(Some records)
------------

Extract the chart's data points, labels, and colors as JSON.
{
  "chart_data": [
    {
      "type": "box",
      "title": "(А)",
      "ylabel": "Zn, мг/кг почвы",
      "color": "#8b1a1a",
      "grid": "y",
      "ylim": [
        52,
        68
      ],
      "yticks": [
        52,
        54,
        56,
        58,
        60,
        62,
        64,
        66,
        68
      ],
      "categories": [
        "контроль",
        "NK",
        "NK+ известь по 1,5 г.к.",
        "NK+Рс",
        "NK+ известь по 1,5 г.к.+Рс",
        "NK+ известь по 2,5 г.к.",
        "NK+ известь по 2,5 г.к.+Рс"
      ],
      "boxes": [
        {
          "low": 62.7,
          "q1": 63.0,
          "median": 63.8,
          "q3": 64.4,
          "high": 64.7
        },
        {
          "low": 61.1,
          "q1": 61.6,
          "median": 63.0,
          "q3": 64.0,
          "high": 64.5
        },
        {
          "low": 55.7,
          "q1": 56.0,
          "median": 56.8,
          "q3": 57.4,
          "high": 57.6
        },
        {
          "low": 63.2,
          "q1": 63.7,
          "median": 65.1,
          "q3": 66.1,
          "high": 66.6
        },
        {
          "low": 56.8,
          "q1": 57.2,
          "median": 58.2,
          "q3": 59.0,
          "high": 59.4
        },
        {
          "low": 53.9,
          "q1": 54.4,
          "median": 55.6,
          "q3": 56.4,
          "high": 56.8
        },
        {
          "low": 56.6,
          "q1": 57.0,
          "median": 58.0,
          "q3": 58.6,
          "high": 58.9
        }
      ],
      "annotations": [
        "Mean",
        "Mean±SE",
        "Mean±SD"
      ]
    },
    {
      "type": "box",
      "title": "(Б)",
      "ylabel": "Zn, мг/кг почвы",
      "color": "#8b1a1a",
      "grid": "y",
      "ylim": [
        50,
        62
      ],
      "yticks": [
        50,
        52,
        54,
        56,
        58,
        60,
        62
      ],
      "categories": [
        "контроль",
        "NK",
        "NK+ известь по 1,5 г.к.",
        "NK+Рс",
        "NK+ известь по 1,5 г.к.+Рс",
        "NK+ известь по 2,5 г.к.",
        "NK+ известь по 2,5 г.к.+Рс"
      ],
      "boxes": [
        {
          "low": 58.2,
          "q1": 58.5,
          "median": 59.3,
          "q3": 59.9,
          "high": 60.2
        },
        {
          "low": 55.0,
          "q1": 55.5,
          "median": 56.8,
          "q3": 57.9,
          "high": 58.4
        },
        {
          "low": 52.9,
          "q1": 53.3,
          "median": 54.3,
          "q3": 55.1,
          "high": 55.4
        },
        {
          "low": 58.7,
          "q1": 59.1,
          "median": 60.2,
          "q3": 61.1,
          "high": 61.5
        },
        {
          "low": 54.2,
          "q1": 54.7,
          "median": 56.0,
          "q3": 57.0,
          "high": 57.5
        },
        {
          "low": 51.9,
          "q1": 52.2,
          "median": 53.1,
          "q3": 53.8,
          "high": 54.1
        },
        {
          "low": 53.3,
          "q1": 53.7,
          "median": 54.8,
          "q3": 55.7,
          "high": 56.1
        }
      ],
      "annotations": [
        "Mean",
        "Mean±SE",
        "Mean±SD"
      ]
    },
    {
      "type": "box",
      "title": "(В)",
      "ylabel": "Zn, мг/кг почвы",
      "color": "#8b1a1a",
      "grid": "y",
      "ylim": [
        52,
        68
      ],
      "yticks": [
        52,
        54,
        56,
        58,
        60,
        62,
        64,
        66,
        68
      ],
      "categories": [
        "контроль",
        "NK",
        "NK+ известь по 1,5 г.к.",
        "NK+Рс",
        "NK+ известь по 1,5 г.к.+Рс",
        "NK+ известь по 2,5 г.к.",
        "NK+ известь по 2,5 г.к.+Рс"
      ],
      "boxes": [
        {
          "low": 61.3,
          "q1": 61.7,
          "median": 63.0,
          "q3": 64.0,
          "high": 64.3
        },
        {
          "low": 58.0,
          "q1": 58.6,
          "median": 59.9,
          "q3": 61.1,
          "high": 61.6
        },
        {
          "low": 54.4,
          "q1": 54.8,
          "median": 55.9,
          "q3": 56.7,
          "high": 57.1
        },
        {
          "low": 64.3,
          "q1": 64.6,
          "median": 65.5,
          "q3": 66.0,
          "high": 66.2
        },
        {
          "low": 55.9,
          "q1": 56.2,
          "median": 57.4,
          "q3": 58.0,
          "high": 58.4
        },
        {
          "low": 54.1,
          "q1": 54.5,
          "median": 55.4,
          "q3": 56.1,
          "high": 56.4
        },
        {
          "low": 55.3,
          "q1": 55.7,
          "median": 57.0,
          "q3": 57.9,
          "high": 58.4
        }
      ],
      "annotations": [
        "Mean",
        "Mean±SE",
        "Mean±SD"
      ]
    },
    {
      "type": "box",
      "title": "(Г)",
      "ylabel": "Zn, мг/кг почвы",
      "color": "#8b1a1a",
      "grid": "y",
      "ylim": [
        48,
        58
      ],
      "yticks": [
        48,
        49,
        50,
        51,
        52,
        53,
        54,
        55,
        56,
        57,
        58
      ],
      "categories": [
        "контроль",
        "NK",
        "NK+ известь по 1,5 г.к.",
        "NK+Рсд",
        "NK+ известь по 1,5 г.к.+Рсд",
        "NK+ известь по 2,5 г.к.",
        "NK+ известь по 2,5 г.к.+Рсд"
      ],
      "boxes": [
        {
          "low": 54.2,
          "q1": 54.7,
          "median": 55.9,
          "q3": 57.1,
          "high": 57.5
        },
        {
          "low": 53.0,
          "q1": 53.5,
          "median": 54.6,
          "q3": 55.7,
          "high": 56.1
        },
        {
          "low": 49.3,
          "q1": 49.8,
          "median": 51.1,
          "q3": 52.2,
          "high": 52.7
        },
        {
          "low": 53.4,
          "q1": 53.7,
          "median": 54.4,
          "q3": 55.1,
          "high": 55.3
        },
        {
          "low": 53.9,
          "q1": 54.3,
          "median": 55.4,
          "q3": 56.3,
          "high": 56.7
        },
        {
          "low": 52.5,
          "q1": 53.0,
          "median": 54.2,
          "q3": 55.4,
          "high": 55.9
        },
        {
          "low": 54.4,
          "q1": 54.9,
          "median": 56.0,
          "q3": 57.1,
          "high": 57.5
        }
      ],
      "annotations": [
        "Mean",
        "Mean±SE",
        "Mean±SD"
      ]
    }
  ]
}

------------

**Task to complete**
The records above should all be quoted exactly, please.

**Answer in full**
Extract the chart's data points, labels, and colors as JSON.
{
  "chart_data": [
    {
      "type": "box",
      "title": "(А)",
      "ylabel": "Zn, мг/кг почвы",
      "color": "#8b1a1a",
      "grid": "y",
      "ylim": [
        52,
        68
      ],
      "yticks": [
        52,
        54,
        56,
        58,
        60,
        62,
        64,
        66,
        68
      ],
      "categories": [
        "контроль",
        "NK",
        "NK+ известь по 1,5 г.к.",
        "NK+Рс",
        "NK+ известь по 1,5 г.к.+Рс",
        "NK+ известь по 2,5 г.к.",
        "NK+ известь по 2,5 г.к.+Рс"
      ],
      "boxes": [
        {
          "low": 62.7,
          "q1": 63.0,
          "median": 63.8,
          "q3": 64.4,
          "high": 64.7
        },
        {
          "low": 61.1,
          "q1": 61.6,
          "median": 63.0,
          "q3": 64.0,
          "high": 64.5
        },
        {
          "low": 55.7,
          "q1": 56.0,
          "median": 56.8,
          "q3": 57.4,
          "high": 57.6
        },
        {
          "low": 63.2,
          "q1": 63.7,
          "median": 65.1,
          "q3": 66.1,
          "high": 66.6
        },
        {
          "low": 56.8,
          "q1": 57.2,
          "median": 58.2,
          "q3": 59.0,
          "high": 59.4
        },
        {
          "low": 53.9,
          "q1": 54.4,
          "median": 55.6,
          "q3": 56.4,
          "high": 56.8
        },
        {
          "low": 56.6,
          "q1": 57.0,
          "median": 58.0,
          "q3": 58.6,
          "high": 58.9
        }
      ],
      "annotations": [
        "Mean",
        "Mean±SE",
        "Mean±SD"
      ]
    },
    {
      "type": "box",
      "title": "(Б)",
      "ylabel": "Zn, мг/кг почвы",
      "color": "#8b1a1a",
      "grid": "y",
      "ylim": [
        50,
        62
      ],
      "yticks": [
        50,
        52,
        54,
        56,
        58,
        60,
        62
      ],
      "categories": [
        "контроль",
        "NK",
        "NK+ известь по 1,5 г.к.",
        "NK+Рс",
        "NK+ известь по 1,5 г.к.+Рс",
        "NK+ известь по 2,5 г.к.",
        "NK+ известь по 2,5 г.к.+Рс"
      ],
      "boxes": [
        {
          "low": 58.2,
          "q1": 58.5,
          "median": 59.3,
          "q3": 59.9,
          "high": 60.2
        },
        {
          "low": 55.0,
          "q1": 55.5,
          "median": 56.8,
          "q3": 57.9,
          "high": 58.4
        },
        {
          "low": 52.9,
          "q1": 53.3,
          "median": 54.3,
          "q3": 55.1,
          "high": 55.4
        },
        {
          "low": 58.7,
          "q1": 59.1,
          "median": 60.2,
          "q3": 61.1,
          "high": 61.5
        },
        {
          "low": 54.2,
          "q1": 54.7,
          "median": 56.0,
          "q3": 57.0,
          "high": 57.5
        },
        {
          "low": 51.9,
          "q1": 52.2,
          "median": 53.1,
          "q3": 53.8,
          "high": 54.1
        },
        {
          "low": 53.3,
          "q1": 53.7,
          "median": 54.8,
          "q3": 55.7,
          "high": 56.1
        }
      ],
      "annotations": [
        "Mean",
        "Mean±SE",
        "Mean±SD"
      ]
    },
    {
      "type": "box",
      "title": "(В)",
      "ylabel": "Zn, мг/кг почвы",
      "color": "#8b1a1a",
      "grid": "y",
      "ylim": [
        52,
        68
      ],
      "yticks": [
        52,
        54,
        56,
        58,
        60,
        62,
        64,
        66,
        68
      ],
      "categories": [
        "контроль",
        "NK",
        "NK+ известь по 1,5 г.к.",
        "NK+Рс",
        "NK+ известь по 1,5 г.к.+Рс",
        "NK+ известь по 2,5 г.к.",
        "NK+ известь по 2,5 г.к.+Рс"
      ],
      "boxes": [
        {
          "low": 61.3,
          "q1": 61.7,
          "median": 63.0,
          "q3": 64.0,
          "high": 64.3
        },
        {
          "low": 58.0,
          "q1": 58.6,
          "median": 59.9,
          "q3": 61.1,
          "high": 61.6
        },
        {
          "low": 54.4,
          "q1": 54.8,
          "median": 55.9,
          "q3": 56.7,
          "high": 57.1
        },
        {
          "low": 64.3,
          "q1": 64.6,
          "median": 65.5,
          "q3": 66.0,
          "high": 66.2
        },
        {
          "low": 55.9,
          "q1": 56.2,
          "median": 57.4,
          "q3": 58.0,
          "high": 58.4
        },
        {
          "low": 54.1,
          "q1": 54.5,
          "median": 55.4,
          "q3": 56.1,
          "high": 56.4
        },
        {
          "low": 55.3,
          "q1": 55.7,
          "median": 57.0,
          "q3": 57.9,
          "high": 58.4
        }
      ],
      "annotations": [
        "Mean",
        "Mean±SE",
        "Mean±SD"
      ]
    },
    {
      "type": "box",
      "title": "(Г)",
      "ylabel": "Zn, мг/кг почвы",
      "color": "#8b1a1a",
      "grid": "y",
      "ylim": [
        48,
        58
      ],
      "yticks": [
        48,
        49,
        50,
        51,
        52,
        53,
        54,
        55,
        56,
        57,
        58
      ],
      "categories": [
        "контроль",
        "NK",
        "NK+ известь по 1,5 г.к.",
        "NK+Рсд",
        "NK+ известь по 1,5 г.к.+Рсд",
        "NK+ известь по 2,5 г.к.",
        "NK+ известь по 2,5 г.к.+Рсд"
      ],
      "boxes": [
        {
          "low": 54.2,
          "q1": 54.7,
          "median": 55.9,
          "q3": 57.1,
          "high": 57.5
        },
        {
          "low": 53.0,
          "q1": 53.5,
          "median": 54.6,
          "q3": 55.7,
          "high": 56.1
        },
        {
          "low": 49.3,
          "q1": 49.8,
          "median": 51.1,
          "q3": 52.2,
          "high": 52.7
        },
        {
          "low": 53.4,
          "q1": 53.7,
          "median": 54.4,
          "q3": 55.1,
          "high": 55.3
        },
        {
          "low": 53.9,
          "q1": 54.3,
          "median": 55.4,
          "q3": 56.3,
          "high": 56.7
        },
        {
          "low": 52.5,
          "q1": 53.0,
          "median": 54.2,
          "q3": 55.4,
          "high": 55.9
        },
        {
          "low": 54.4,
          "q1": 54.9,
          "median": 56.0,
          "q3": 57.1,
          "high": 57.5
        }
      ],
      "annotations": [
        "Mean",
        "Mean±SE",
        "Mean±SD"
      ]
    }
  ]
}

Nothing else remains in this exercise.